**Selected text**
'''
# Todays Holt's haul



## DOZER (Sep 30, 2007)

Ordered sunday night, shipped monday and recieved today. :whoohoo:


----------



## Ecto1 (Jan 26, 2008)

Had an Old Henry for the first time the other day great smoke.


----------



## karmaz00 (Dec 5, 2007)

nice pickups


----------



## cusccrstud21 (Mar 20, 2008)

nice little selection you got there!


----------



## amateurke (Mar 28, 2008)

Very Nice pick-up, Dozer!


----------



## happy1 (Jun 29, 2007)

Nice haul


----------



## jitzy (Jan 7, 2007)

awesome I got one of those barrel aged just waiting to be smoked and have alot of days off ths week I'm thinking its time


----------



## tx_tuff (Jun 16, 2007)

I have one of those Old Hernys, guess I need to try it. Good looking pickup!


----------



## sofaman (Jun 20, 2007)

Great Haul Dozer, You must have a massive humi after your pickups this week!!!


----------



## mrgatorman (Mar 23, 2007)

Oh those Old Henrys are great sticks...went on a box split with Sarge months ago. Excellent smokes.


----------



## DOZER (Sep 30, 2007)

sofaman said:


> Great Haul Dozer, You must have a massive humi after your pickups this week!!!


I'm making roomas I type this. I have another box coming from the 'Devil site' and Cigarfest is this weekend...


----------



## dj5213 (Apr 7, 2008)

man talk about service!!


----------



## svb (Jan 12, 2008)
'''
(Data items)
'''
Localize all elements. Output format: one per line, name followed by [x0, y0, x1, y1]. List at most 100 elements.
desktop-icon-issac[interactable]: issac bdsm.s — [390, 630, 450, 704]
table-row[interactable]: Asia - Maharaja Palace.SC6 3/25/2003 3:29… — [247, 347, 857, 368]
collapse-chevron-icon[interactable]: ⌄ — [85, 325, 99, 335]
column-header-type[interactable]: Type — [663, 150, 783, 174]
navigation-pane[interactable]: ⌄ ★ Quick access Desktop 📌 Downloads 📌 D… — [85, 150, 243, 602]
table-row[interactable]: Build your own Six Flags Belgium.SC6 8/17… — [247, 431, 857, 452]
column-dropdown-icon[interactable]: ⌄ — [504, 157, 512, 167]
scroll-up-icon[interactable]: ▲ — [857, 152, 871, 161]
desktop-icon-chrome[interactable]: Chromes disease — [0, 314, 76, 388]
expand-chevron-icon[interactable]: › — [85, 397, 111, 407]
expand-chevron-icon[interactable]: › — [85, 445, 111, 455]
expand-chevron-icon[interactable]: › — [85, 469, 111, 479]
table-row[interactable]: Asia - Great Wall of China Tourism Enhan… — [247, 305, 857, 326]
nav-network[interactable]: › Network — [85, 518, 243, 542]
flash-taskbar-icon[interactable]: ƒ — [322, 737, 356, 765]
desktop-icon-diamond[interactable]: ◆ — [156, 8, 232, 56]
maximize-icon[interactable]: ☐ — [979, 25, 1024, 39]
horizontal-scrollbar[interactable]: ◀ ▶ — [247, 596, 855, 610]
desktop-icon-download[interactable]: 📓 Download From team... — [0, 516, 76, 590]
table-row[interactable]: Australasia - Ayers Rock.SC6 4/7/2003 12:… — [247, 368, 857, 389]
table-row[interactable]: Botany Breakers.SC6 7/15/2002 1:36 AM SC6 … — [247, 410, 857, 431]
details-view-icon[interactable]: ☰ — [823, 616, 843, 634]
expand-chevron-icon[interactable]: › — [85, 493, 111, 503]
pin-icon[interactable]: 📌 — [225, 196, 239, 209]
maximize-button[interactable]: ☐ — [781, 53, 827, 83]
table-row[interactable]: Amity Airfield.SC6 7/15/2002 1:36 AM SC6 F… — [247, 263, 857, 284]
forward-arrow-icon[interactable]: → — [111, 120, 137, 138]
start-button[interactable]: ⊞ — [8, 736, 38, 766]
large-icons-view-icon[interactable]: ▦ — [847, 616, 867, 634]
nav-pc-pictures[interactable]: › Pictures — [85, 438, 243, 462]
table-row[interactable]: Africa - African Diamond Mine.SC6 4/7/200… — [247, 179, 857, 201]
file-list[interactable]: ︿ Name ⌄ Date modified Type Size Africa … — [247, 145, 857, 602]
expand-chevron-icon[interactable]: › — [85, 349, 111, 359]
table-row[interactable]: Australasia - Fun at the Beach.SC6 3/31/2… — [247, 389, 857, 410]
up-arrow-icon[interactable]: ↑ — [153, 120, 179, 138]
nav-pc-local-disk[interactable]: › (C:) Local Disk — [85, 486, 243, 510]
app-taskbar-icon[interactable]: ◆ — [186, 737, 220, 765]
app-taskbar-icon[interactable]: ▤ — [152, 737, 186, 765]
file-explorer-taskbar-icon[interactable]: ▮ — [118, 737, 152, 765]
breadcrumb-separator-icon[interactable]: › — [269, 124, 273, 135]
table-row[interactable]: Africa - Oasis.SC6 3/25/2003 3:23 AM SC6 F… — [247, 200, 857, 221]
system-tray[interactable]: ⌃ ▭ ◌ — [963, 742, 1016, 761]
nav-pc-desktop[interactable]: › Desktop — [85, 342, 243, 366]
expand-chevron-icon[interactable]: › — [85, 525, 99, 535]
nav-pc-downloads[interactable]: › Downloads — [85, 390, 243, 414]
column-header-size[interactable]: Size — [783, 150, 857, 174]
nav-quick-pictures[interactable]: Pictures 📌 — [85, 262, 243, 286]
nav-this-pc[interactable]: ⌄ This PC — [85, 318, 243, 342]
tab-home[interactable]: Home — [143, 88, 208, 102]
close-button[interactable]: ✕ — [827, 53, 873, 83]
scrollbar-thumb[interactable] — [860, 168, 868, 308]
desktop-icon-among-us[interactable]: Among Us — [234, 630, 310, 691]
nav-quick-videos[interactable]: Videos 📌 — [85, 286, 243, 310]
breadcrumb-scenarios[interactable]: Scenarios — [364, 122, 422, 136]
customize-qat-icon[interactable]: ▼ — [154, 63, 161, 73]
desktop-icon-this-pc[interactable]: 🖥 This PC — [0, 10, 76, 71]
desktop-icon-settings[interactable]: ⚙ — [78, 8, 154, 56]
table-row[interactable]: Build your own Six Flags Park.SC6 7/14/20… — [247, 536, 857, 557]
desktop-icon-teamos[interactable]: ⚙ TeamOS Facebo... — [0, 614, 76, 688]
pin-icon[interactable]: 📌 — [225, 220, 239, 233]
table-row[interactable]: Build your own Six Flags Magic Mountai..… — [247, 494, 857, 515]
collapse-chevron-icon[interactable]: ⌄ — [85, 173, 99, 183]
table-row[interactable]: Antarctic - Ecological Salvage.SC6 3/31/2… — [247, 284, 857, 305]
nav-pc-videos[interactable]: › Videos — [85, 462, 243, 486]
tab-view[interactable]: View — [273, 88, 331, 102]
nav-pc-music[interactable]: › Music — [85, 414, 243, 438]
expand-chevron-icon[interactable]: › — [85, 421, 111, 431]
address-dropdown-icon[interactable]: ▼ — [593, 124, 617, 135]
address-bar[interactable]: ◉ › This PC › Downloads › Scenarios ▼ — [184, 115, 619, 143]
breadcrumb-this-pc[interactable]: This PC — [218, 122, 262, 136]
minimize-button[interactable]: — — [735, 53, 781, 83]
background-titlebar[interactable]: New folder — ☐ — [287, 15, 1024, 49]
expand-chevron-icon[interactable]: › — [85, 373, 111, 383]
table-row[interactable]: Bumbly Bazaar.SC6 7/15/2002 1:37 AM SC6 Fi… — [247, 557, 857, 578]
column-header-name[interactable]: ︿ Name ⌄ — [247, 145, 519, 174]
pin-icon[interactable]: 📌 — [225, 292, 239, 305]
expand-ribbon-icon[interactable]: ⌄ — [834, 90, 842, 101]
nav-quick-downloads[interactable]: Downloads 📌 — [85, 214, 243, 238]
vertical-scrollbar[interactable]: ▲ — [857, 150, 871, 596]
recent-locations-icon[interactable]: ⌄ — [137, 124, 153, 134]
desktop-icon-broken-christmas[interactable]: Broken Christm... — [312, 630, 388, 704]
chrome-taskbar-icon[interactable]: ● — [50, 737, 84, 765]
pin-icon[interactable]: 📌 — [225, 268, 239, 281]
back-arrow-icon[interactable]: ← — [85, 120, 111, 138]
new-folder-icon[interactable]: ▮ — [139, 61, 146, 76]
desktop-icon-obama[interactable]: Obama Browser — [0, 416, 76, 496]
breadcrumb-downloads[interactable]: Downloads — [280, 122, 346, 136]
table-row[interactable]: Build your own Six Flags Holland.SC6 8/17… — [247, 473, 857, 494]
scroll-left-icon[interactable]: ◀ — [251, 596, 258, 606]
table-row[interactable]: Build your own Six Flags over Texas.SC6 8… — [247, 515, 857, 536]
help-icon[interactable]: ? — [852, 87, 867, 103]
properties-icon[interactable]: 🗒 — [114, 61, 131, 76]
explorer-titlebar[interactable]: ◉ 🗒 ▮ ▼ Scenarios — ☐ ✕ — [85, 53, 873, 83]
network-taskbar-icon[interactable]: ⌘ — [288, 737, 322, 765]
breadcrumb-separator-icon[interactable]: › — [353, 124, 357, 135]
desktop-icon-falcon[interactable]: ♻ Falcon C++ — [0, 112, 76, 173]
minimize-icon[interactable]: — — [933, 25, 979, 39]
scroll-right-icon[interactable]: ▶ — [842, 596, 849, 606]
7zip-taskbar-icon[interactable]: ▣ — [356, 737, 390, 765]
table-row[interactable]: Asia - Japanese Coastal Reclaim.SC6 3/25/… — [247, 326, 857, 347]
'''
**Your tasks**
(A) In the cigar haul thread, which usernames have a date from 2008 beside them in their headers? List them all.
(B) Answer these questions from the cigar haul thread:
(i) On what day and at what time of day did DOZER place the order?
(ii) Who did mrgatorman go on a box split with?
(iii) What event does DOZER say is this weekend?
(C) Reproduce the stretch of the cigar haul thread from "## jitzy (Jan" through "(Jun 16, 2007)".

**Final answers**
(A)
Ecto1
cusccrstud21
amateurke
dj5213
svb

(B)
(i) Sunday night
(ii) Sarge
(iii) Cigarfest

(C)
## jitzy (Jan 7, 2007)

awesome I got one of those barrel aged just waiting to be smoked and have alot of days off ths week I'm thinking its time


----------



## tx_tuff (Jun 16, 2007)